◆ LISTING
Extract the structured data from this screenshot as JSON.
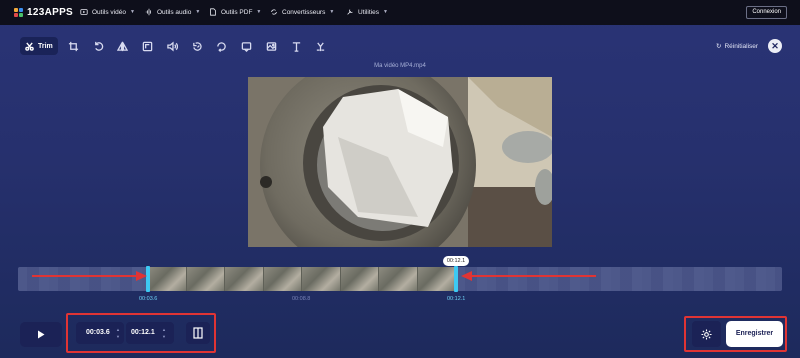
{
  "brand": {
    "name": "123APPS"
  },
  "nav": [
    {
      "label": "Outils vidéo",
      "icon": "video-icon"
    },
    {
      "label": "Outils audio",
      "icon": "audio-icon"
    },
    {
      "label": "Outils PDF",
      "icon": "pdf-icon"
    },
    {
      "label": "Convertisseurs",
      "icon": "convert-icon"
    },
    {
      "label": "Utilities",
      "icon": "utilities-icon"
    }
  ],
  "login_label": "Connexion",
  "toolbar": {
    "trim_label": "Trim",
    "reset_label": "Réinitialiser",
    "tools": [
      "crop-icon",
      "rotate-icon",
      "flip-icon",
      "resize-icon",
      "volume-icon",
      "speed-icon",
      "loop-icon",
      "stabilize-icon",
      "image-icon",
      "text-icon",
      "more-icon"
    ]
  },
  "file_name": "Ma vidéo MP4.mp4",
  "timeline": {
    "start_label": "00:03.6",
    "mid_label": "00:08.8",
    "end_label": "00:12.1",
    "badge": "00:12.1"
  },
  "controls": {
    "start_time": "00:03.6",
    "end_time": "00:12.1",
    "save_label": "Enregistrer"
  },
  "colors": {
    "accent": "#3dc9f3",
    "highlight": "#e03434",
    "bg": "#26306d"
  }
}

◆ EXERCISE AIM
Images in the records should not be copied. Repeat all the rest exactly.

◆ OUTPUT
Extract the structured data from this screenshot as JSON.
{
  "brand": {
    "name": "123APPS"
  },
  "nav": [
    {
      "label": "Outils vidéo",
      "icon": "video-icon"
    },
    {
      "label": "Outils audio",
      "icon": "audio-icon"
    },
    {
      "label": "Outils PDF",
      "icon": "pdf-icon"
    },
    {
      "label": "Convertisseurs",
      "icon": "convert-icon"
    },
    {
      "label": "Utilities",
      "icon": "utilities-icon"
    }
  ],
  "login_label": "Connexion",
  "toolbar": {
    "trim_label": "Trim",
    "reset_label": "Réinitialiser",
    "tools": [
      "crop-icon",
      "rotate-icon",
      "flip-icon",
      "resize-icon",
      "volume-icon",
      "speed-icon",
      "loop-icon",
      "stabilize-icon",
      "image-icon",
      "text-icon",
      "more-icon"
    ]
  },
  "file_name": "Ma vidéo MP4.mp4",
  "timeline": {
    "start_label": "00:03.6",
    "mid_label": "00:08.8",
    "end_label": "00:12.1",
    "badge": "00:12.1"
  },
  "controls": {
    "start_time": "00:03.6",
    "end_time": "00:12.1",
    "save_label": "Enregistrer"
  },
  "colors": {
    "accent": "#3dc9f3",
    "highlight": "#e03434",
    "bg": "#26306d"
  }
}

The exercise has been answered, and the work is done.